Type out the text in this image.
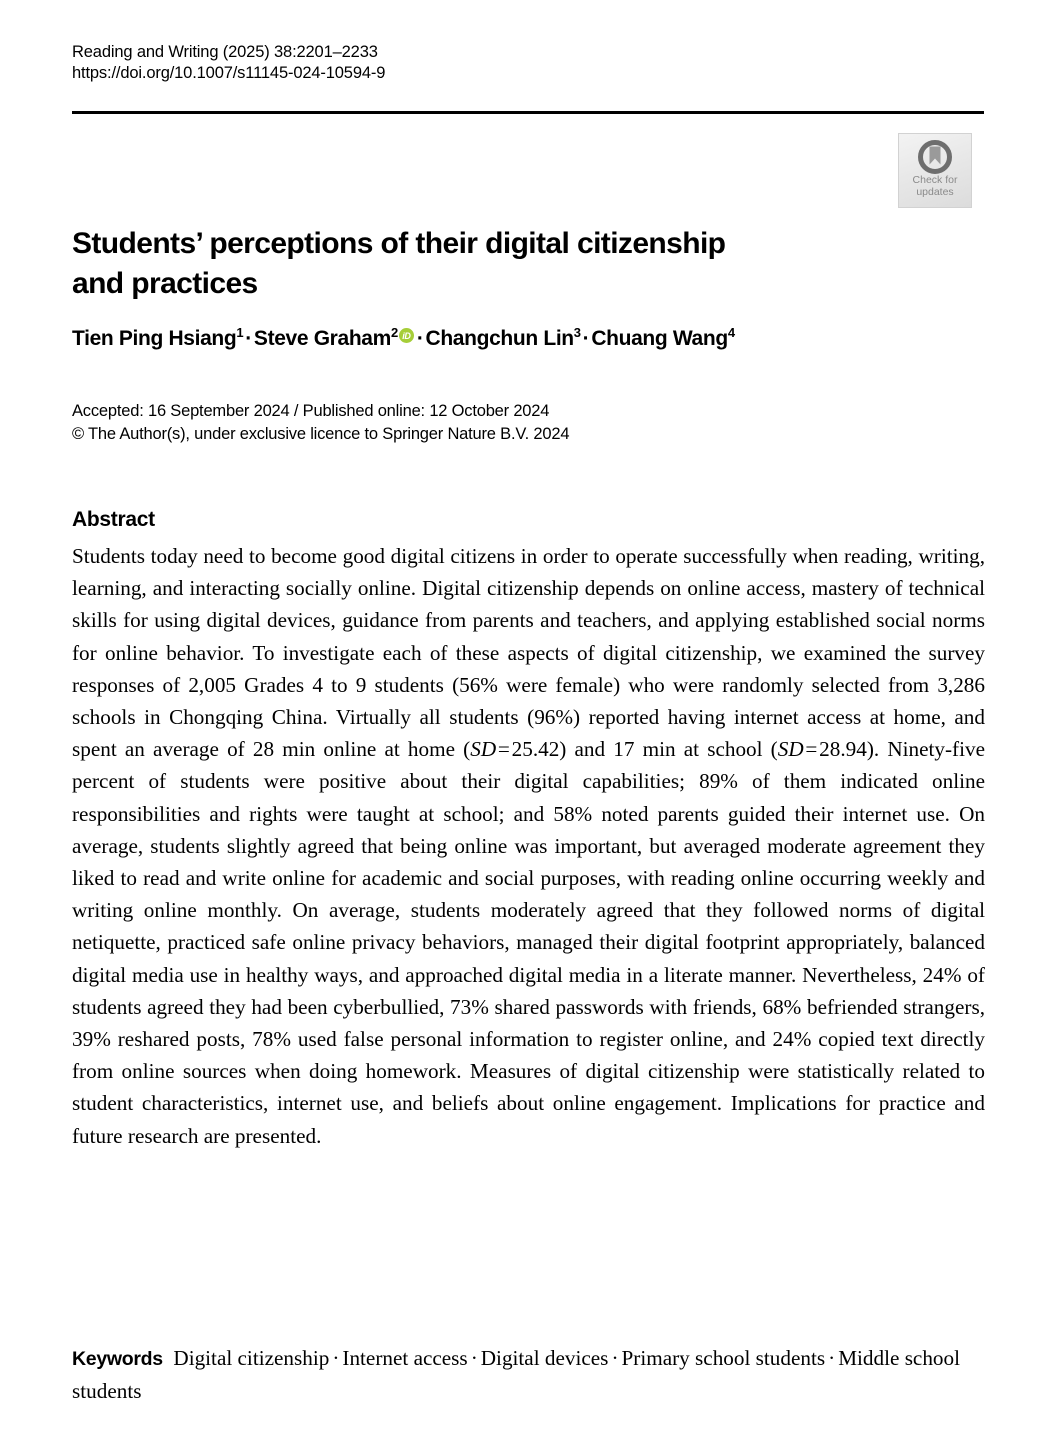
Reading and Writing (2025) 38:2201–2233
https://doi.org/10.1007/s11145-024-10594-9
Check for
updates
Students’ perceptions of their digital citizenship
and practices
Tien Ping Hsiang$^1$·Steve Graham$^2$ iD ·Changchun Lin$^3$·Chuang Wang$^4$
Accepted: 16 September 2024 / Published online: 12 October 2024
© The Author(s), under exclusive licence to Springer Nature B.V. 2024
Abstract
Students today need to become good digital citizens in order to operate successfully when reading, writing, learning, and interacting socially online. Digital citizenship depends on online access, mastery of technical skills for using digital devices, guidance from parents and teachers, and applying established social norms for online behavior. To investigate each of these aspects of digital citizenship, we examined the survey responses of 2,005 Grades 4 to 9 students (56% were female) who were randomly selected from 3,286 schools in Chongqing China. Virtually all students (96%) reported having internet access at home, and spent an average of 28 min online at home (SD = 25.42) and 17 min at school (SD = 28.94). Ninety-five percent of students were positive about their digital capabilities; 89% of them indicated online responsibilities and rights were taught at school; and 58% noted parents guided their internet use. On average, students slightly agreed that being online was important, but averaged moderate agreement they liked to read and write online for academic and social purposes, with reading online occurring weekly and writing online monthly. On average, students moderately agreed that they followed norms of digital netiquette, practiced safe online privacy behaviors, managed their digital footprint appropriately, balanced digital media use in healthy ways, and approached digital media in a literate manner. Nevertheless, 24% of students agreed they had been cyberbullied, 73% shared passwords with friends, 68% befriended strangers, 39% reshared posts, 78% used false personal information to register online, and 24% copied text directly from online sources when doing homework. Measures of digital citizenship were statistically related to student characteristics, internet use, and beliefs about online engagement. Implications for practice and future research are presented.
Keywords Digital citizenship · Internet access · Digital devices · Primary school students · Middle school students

==

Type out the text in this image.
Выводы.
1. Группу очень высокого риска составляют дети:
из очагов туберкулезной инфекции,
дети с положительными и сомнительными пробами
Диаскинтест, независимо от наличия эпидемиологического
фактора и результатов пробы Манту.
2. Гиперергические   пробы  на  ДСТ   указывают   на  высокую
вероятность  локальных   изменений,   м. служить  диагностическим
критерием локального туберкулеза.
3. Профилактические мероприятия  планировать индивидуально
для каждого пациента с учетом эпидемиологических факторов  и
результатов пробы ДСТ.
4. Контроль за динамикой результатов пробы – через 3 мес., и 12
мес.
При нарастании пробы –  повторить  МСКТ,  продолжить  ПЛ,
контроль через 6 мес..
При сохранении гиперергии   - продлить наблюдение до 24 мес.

...

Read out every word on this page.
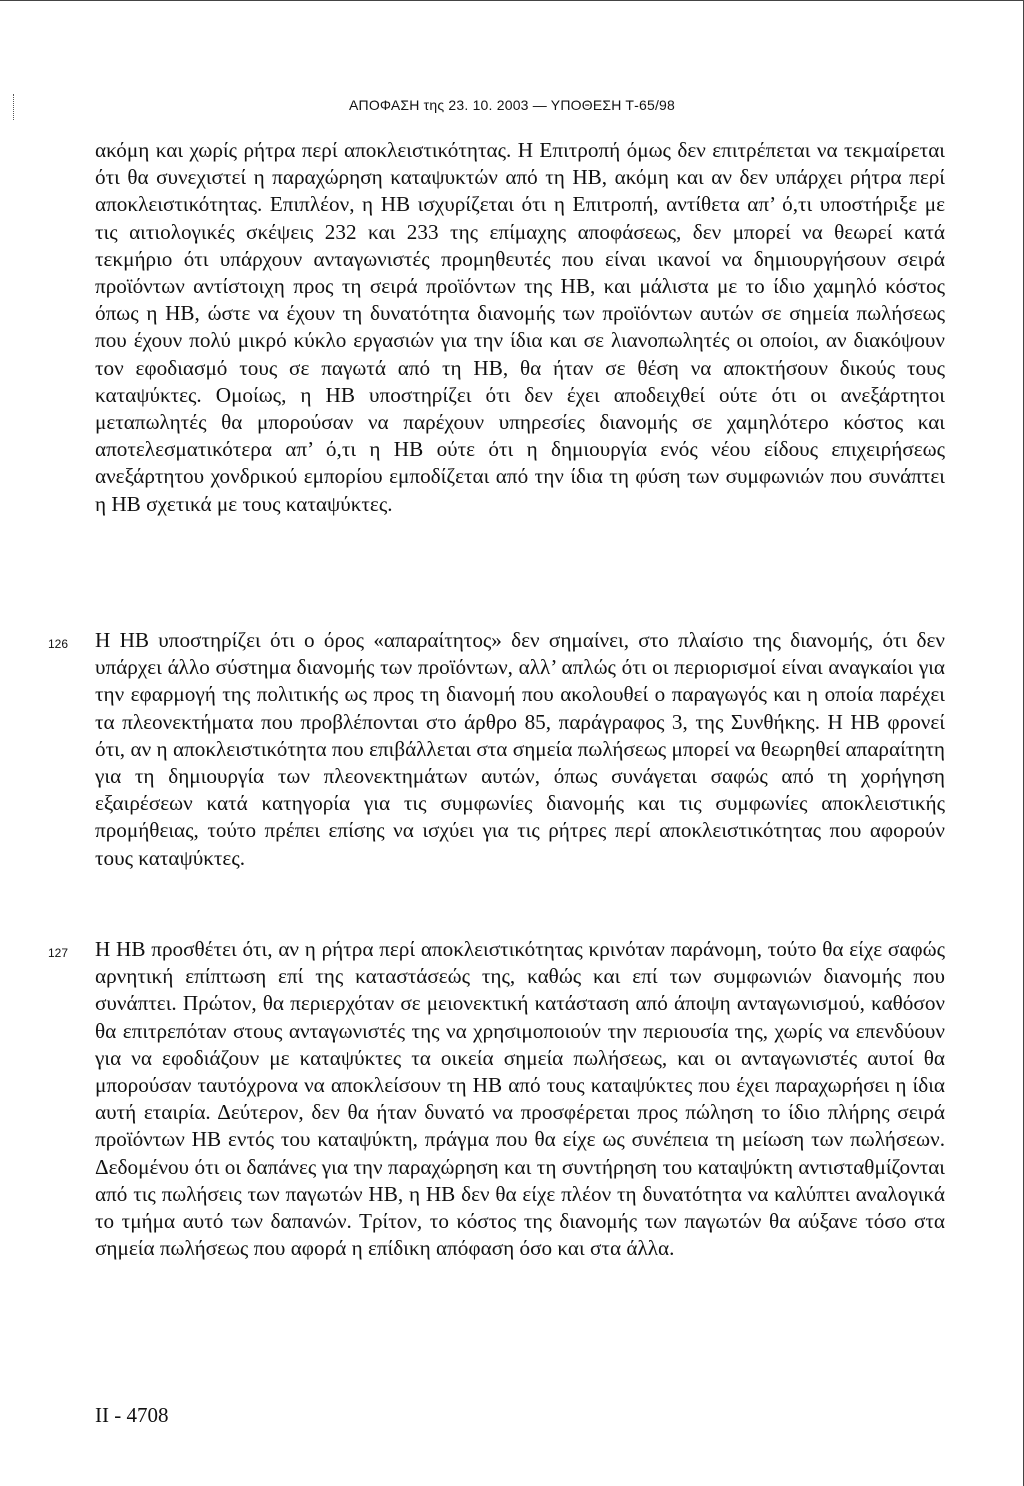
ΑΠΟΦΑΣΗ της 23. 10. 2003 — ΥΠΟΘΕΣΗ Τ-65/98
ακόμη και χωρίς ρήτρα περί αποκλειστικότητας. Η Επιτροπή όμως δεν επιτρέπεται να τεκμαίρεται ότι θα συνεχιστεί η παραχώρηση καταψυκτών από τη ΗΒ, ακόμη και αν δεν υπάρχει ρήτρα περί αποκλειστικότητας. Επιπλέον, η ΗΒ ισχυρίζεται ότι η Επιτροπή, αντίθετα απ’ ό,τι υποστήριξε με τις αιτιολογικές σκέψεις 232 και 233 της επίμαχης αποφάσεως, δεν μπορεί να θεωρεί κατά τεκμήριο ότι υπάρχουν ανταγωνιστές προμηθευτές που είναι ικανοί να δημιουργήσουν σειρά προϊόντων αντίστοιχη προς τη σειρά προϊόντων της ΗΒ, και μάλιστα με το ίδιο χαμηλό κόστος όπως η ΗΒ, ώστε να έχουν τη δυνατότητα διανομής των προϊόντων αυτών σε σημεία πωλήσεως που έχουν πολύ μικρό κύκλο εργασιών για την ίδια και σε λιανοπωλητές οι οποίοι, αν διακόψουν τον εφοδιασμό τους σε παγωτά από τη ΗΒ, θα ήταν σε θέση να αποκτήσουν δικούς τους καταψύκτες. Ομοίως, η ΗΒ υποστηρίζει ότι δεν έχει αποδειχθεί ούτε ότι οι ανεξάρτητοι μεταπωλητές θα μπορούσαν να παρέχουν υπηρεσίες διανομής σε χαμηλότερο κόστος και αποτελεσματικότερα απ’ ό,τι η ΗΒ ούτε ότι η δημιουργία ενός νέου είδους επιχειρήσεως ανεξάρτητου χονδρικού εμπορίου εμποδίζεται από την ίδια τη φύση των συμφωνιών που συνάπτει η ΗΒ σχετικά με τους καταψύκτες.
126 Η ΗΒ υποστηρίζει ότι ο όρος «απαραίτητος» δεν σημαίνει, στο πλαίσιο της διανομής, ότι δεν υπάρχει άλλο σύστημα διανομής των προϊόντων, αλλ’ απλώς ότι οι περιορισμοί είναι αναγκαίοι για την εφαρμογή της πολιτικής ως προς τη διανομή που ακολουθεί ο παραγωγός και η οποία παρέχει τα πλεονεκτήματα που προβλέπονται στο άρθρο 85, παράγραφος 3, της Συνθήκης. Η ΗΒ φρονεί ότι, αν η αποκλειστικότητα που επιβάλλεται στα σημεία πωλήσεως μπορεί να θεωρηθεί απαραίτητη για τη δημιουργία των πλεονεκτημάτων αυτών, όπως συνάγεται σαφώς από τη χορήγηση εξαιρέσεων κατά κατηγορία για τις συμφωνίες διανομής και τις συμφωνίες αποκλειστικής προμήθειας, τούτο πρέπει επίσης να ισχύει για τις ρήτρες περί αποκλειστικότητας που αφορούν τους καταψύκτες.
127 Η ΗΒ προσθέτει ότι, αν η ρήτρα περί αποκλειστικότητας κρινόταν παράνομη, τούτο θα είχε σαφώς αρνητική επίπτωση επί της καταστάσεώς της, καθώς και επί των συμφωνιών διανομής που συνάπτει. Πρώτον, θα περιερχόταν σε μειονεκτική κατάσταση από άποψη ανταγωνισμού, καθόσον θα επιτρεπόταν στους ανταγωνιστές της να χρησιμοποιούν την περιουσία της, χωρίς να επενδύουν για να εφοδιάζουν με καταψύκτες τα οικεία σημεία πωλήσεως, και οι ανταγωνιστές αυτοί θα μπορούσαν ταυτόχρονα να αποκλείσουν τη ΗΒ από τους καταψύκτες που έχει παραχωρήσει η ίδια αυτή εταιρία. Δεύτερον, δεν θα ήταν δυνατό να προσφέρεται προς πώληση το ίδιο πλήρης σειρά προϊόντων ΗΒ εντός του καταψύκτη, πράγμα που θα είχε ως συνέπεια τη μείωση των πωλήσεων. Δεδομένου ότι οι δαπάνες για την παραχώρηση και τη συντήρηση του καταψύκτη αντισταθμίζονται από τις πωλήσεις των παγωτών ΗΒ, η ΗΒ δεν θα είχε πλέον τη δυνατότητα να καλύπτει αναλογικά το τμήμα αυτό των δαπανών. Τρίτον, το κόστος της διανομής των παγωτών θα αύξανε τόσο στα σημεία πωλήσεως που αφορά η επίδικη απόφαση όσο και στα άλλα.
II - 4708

WRITTEN PROBLEM
Find the word "результатов" in the records and pull out each line that has it.

THE RESPONSE
фактора и результатов пробы Манту.
результатов пробы ДСТ.
4. Контроль за динамикой результатов пробы – через 3 мес., и 12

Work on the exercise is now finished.